+++ PROVIDED DATA +++

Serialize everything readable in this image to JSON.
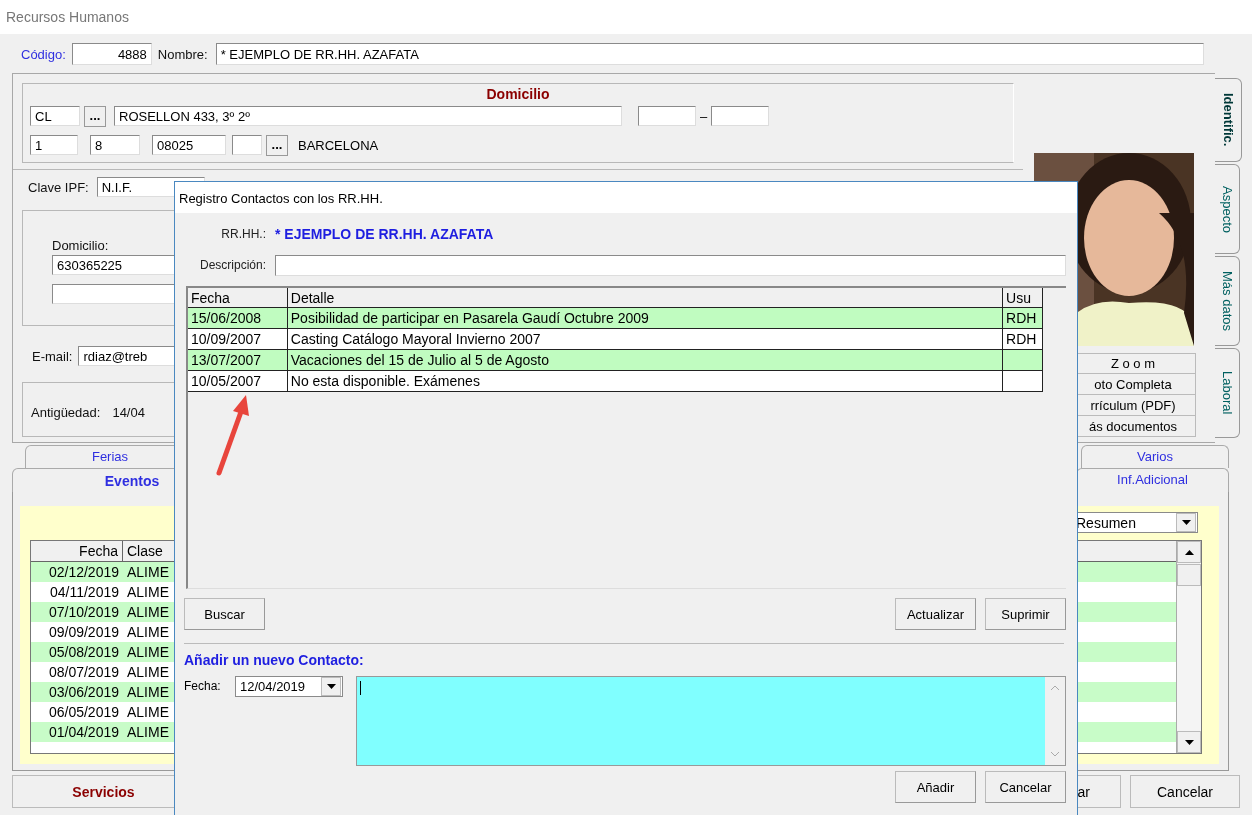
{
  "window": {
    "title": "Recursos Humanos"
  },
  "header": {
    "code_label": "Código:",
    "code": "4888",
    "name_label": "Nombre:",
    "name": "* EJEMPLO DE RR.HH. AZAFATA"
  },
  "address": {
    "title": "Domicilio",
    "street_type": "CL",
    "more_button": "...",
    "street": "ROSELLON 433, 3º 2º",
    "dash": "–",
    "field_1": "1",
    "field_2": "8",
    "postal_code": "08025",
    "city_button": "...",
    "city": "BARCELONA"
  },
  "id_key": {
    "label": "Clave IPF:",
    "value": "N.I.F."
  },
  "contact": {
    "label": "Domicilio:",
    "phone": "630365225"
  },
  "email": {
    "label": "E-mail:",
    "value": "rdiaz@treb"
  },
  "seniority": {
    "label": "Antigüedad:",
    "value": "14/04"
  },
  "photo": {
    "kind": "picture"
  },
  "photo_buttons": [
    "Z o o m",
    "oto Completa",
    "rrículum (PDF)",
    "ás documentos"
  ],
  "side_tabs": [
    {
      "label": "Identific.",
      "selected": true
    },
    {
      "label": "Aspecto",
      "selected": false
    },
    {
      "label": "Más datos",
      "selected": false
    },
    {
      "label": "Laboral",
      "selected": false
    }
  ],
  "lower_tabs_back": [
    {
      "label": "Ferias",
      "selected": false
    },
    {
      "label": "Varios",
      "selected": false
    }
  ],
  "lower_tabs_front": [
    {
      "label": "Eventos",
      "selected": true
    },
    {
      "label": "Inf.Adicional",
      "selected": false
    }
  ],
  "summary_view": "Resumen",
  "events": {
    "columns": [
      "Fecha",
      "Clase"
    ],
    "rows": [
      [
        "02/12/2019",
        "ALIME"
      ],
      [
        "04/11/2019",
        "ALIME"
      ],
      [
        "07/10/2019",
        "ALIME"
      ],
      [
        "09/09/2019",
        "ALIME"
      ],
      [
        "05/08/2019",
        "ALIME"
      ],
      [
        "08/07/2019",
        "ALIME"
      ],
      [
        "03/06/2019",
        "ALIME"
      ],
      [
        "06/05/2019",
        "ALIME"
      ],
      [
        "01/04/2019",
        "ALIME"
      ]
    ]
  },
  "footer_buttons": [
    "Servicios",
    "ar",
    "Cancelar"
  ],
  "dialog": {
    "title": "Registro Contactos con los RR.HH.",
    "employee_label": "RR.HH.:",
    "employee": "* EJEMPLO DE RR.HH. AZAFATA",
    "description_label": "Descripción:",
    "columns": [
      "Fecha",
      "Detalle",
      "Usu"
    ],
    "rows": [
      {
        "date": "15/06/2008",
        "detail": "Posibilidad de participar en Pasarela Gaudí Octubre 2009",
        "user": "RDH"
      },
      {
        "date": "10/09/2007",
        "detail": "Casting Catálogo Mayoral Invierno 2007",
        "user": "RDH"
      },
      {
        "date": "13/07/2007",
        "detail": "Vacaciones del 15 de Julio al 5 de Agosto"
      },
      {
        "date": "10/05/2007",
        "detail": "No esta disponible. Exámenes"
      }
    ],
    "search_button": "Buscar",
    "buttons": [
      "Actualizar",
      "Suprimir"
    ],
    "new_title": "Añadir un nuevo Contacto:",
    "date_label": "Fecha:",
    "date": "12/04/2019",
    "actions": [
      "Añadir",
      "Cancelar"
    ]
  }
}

+++

WHAT THE TASK ASKS -
Do not copy the pictures, but repeat every line exactly.

FULL OUTPUT -
Serialize everything readable in this image to JSON.
{
  "window": {
    "title": "Recursos Humanos"
  },
  "header": {
    "code_label": "Código:",
    "code": "4888",
    "name_label": "Nombre:",
    "name": "* EJEMPLO DE RR.HH. AZAFATA"
  },
  "address": {
    "title": "Domicilio",
    "street_type": "CL",
    "more_button": "...",
    "street": "ROSELLON 433, 3º 2º",
    "dash": "–",
    "field_1": "1",
    "field_2": "8",
    "postal_code": "08025",
    "city_button": "...",
    "city": "BARCELONA"
  },
  "id_key": {
    "label": "Clave IPF:",
    "value": "N.I.F."
  },
  "contact": {
    "label": "Domicilio:",
    "phone": "630365225"
  },
  "email": {
    "label": "E-mail:",
    "value": "rdiaz@treb"
  },
  "seniority": {
    "label": "Antigüedad:",
    "value": "14/04"
  },
  "photo": {
    "kind": "picture"
  },
  "photo_buttons": [
    "Z o o m",
    "oto Completa",
    "rrículum (PDF)",
    "ás documentos"
  ],
  "side_tabs": [
    {
      "label": "Identific.",
      "selected": true
    },
    {
      "label": "Aspecto",
      "selected": false
    },
    {
      "label": "Más datos",
      "selected": false
    },
    {
      "label": "Laboral",
      "selected": false
    }
  ],
  "lower_tabs_back": [
    {
      "label": "Ferias",
      "selected": false
    },
    {
      "label": "Varios",
      "selected": false
    }
  ],
  "lower_tabs_front": [
    {
      "label": "Eventos",
      "selected": true
    },
    {
      "label": "Inf.Adicional",
      "selected": false
    }
  ],
  "summary_view": "Resumen",
  "events": {
    "columns": [
      "Fecha",
      "Clase"
    ],
    "rows": [
      [
        "02/12/2019",
        "ALIME"
      ],
      [
        "04/11/2019",
        "ALIME"
      ],
      [
        "07/10/2019",
        "ALIME"
      ],
      [
        "09/09/2019",
        "ALIME"
      ],
      [
        "05/08/2019",
        "ALIME"
      ],
      [
        "08/07/2019",
        "ALIME"
      ],
      [
        "03/06/2019",
        "ALIME"
      ],
      [
        "06/05/2019",
        "ALIME"
      ],
      [
        "01/04/2019",
        "ALIME"
      ]
    ]
  },
  "footer_buttons": [
    "Servicios",
    "ar",
    "Cancelar"
  ],
  "dialog": {
    "title": "Registro Contactos con los RR.HH.",
    "employee_label": "RR.HH.:",
    "employee": "* EJEMPLO DE RR.HH. AZAFATA",
    "description_label": "Descripción:",
    "columns": [
      "Fecha",
      "Detalle",
      "Usu"
    ],
    "rows": [
      {
        "date": "15/06/2008",
        "detail": "Posibilidad de participar en Pasarela Gaudí Octubre 2009",
        "user": "RDH"
      },
      {
        "date": "10/09/2007",
        "detail": "Casting Catálogo Mayoral Invierno 2007",
        "user": "RDH"
      },
      {
        "date": "13/07/2007",
        "detail": "Vacaciones del 15 de Julio al 5 de Agosto"
      },
      {
        "date": "10/05/2007",
        "detail": "No esta disponible. Exámenes"
      }
    ],
    "search_button": "Buscar",
    "buttons": [
      "Actualizar",
      "Suprimir"
    ],
    "new_title": "Añadir un nuevo Contacto:",
    "date_label": "Fecha:",
    "date": "12/04/2019",
    "actions": [
      "Añadir",
      "Cancelar"
    ]
  }
}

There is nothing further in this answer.